Rows from a dataset:
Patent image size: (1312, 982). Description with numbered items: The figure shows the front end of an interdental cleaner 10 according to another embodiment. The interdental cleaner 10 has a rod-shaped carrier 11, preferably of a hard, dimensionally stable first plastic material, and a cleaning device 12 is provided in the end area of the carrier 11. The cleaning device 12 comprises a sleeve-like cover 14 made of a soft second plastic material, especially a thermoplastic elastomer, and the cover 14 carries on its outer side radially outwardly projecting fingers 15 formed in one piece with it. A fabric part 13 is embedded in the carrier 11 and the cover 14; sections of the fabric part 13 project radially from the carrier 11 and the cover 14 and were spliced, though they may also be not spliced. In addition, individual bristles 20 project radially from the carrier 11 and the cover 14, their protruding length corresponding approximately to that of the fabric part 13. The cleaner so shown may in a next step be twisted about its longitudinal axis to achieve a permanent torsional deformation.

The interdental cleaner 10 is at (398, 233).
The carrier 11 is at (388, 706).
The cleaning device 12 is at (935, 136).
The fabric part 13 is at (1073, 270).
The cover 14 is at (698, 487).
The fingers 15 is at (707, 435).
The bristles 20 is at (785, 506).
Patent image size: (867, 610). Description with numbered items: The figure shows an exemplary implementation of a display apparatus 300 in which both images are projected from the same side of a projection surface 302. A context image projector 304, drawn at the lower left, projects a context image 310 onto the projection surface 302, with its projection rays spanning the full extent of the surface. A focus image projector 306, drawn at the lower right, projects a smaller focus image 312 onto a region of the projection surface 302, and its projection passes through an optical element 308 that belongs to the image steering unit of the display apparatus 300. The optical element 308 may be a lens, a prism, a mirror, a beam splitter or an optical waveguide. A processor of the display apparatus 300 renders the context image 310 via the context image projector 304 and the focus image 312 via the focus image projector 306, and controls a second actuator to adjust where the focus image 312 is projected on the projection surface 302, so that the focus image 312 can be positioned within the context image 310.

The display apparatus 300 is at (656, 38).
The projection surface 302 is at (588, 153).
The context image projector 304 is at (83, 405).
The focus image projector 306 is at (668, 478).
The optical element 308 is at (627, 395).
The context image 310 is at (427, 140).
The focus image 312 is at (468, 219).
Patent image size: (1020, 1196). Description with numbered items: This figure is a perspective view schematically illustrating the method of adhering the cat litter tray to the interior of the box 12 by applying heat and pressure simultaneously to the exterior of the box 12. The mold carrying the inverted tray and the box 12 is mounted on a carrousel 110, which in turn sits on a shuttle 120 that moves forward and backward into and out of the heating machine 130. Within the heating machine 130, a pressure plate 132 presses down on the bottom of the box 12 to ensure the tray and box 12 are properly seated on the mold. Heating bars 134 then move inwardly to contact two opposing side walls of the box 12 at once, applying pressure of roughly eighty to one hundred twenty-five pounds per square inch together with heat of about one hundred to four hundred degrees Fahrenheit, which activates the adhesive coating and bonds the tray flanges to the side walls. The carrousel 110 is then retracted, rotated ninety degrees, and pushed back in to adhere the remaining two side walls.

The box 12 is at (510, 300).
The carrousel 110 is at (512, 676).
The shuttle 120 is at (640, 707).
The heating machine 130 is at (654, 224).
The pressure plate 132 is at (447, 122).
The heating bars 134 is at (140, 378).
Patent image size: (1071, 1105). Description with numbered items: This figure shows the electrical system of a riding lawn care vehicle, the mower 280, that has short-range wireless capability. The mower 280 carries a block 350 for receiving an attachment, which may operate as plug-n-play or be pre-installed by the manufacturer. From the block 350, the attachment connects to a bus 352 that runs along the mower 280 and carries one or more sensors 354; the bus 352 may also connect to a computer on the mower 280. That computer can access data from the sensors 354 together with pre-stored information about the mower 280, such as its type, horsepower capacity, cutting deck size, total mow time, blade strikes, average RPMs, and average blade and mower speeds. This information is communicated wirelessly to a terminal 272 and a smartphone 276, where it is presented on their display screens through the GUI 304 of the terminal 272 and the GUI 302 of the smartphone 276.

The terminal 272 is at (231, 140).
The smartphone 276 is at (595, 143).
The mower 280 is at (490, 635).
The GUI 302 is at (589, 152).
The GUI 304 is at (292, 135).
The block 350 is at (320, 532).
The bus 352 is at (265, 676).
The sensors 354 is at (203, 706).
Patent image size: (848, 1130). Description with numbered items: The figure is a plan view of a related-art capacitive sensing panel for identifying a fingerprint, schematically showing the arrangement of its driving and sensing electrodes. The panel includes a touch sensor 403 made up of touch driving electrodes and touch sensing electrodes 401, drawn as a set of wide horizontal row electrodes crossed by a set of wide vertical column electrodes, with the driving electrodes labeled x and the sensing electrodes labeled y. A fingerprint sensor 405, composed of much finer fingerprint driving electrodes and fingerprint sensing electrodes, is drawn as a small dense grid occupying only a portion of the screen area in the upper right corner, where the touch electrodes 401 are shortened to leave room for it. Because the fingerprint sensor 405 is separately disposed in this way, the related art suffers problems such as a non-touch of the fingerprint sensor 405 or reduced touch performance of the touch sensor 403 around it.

-- Written exercise --
Reproduce every one of the rows above verbatim, keeping each line unchanged.

-- Worked answer --
Patent image size: (1312, 982). Description with numbered items: The figure shows the front end of an interdental cleaner 10 according to another embodiment. The interdental cleaner 10 has a rod-shaped carrier 11, preferably of a hard, dimensionally stable first plastic material, and a cleaning device 12 is provided in the end area of the carrier 11. The cleaning device 12 comprises a sleeve-like cover 14 made of a soft second plastic material, especially a thermoplastic elastomer, and the cover 14 carries on its outer side radially outwardly projecting fingers 15 formed in one piece with it. A fabric part 13 is embedded in the carrier 11 and the cover 14; sections of the fabric part 13 project radially from the carrier 11 and the cover 14 and were spliced, though they may also be not spliced. In addition, individual bristles 20 project radially from the carrier 11 and the cover 14, their protruding length corresponding approximately to that of the fabric part 13. The cleaner so shown may in a next step be twisted about its longitudinal axis to achieve a permanent torsional deformation.

The interdental cleaner 10 is at (398, 233).
The carrier 11 is at (388, 706).
The cleaning device 12 is at (935, 136).
The fabric part 13 is at (1073, 270).
The cover 14 is at (698, 487).
The fingers 15 is at (707, 435).
The bristles 20 is at (785, 506).
Patent image size: (867, 610). Description with numbered items: The figure shows an exemplary implementation of a display apparatus 300 in which both images are projected from the same side of a projection surface 302. A context image projector 304, drawn at the lower left, projects a context image 310 onto the projection surface 302, with its projection rays spanning the full extent of the surface. A focus image projector 306, drawn at the lower right, projects a smaller focus image 312 onto a region of the projection surface 302, and its projection passes through an optical element 308 that belongs to the image steering unit of the display apparatus 300. The optical element 308 may be a lens, a prism, a mirror, a beam splitter or an optical waveguide. A processor of the display apparatus 300 renders the context image 310 via the context image projector 304 and the focus image 312 via the focus image projector 306, and controls a second actuator to adjust where the focus image 312 is projected on the projection surface 302, so that the focus image 312 can be positioned within the context image 310.

The display apparatus 300 is at (656, 38).
The projection surface 302 is at (588, 153).
The context image projector 304 is at (83, 405).
The focus image projector 306 is at (668, 478).
The optical element 308 is at (627, 395).
The context image 310 is at (427, 140).
The focus image 312 is at (468, 219).
Patent image size: (1020, 1196). Description with numbered items: This figure is a perspective view schematically illustrating the method of adhering the cat litter tray to the interior of the box 12 by applying heat and pressure simultaneously to the exterior of the box 12. The mold carrying the inverted tray and the box 12 is mounted on a carrousel 110, which in turn sits on a shuttle 120 that moves forward and backward into and out of the heating machine 130. Within the heating machine 130, a pressure plate 132 presses down on the bottom of the box 12 to ensure the tray and box 12 are properly seated on the mold. Heating bars 134 then move inwardly to contact two opposing side walls of the box 12 at once, applying pressure of roughly eighty to one hundred twenty-five pounds per square inch together with heat of about one hundred to four hundred degrees Fahrenheit, which activates the adhesive coating and bonds the tray flanges to the side walls. The carrousel 110 is then retracted, rotated ninety degrees, and pushed back in to adhere the remaining two side walls.

The box 12 is at (510, 300).
The carrousel 110 is at (512, 676).
The shuttle 120 is at (640, 707).
The heating machine 130 is at (654, 224).
The pressure plate 132 is at (447, 122).
The heating bars 134 is at (140, 378).
Patent image size: (1071, 1105). Description with numbered items: This figure shows the electrical system of a riding lawn care vehicle, the mower 280, that has short-range wireless capability. The mower 280 carries a block 350 for receiving an attachment, which may operate as plug-n-play or be pre-installed by the manufacturer. From the block 350, the attachment connects to a bus 352 that runs along the mower 280 and carries one or more sensors 354; the bus 352 may also connect to a computer on the mower 280. That computer can access data from the sensors 354 together with pre-stored information about the mower 280, such as its type, horsepower capacity, cutting deck size, total mow time, blade strikes, average RPMs, and average blade and mower speeds. This information is communicated wirelessly to a terminal 272 and a smartphone 276, where it is presented on their display screens through the GUI 304 of the terminal 272 and the GUI 302 of the smartphone 276.

The terminal 272 is at (231, 140).
The smartphone 276 is at (595, 143).
The mower 280 is at (490, 635).
The GUI 302 is at (589, 152).
The GUI 304 is at (292, 135).
The block 350 is at (320, 532).
The bus 352 is at (265, 676).
The sensors 354 is at (203, 706).
Patent image size: (848, 1130). Description with numbered items: The figure is a plan view of a related-art capacitive sensing panel for identifying a fingerprint, schematically showing the arrangement of its driving and sensing electrodes. The panel includes a touch sensor 403 made up of touch driving electrodes and touch sensing electrodes 401, drawn as a set of wide horizontal row electrodes crossed by a set of wide vertical column electrodes, with the driving electrodes labeled x and the sensing electrodes labeled y. A fingerprint sensor 405, composed of much finer fingerprint driving electrodes and fingerprint sensing electrodes, is drawn as a small dense grid occupying only a portion of the screen area in the upper right corner, where the touch electrodes 401 are shortened to leave room for it. Because the fingerprint sensor 405 is separately disposed in this way, the related art suffers problems such as a non-touch of the fingerprint sensor 405 or reduced touch performance of the touch sensor 403 around it.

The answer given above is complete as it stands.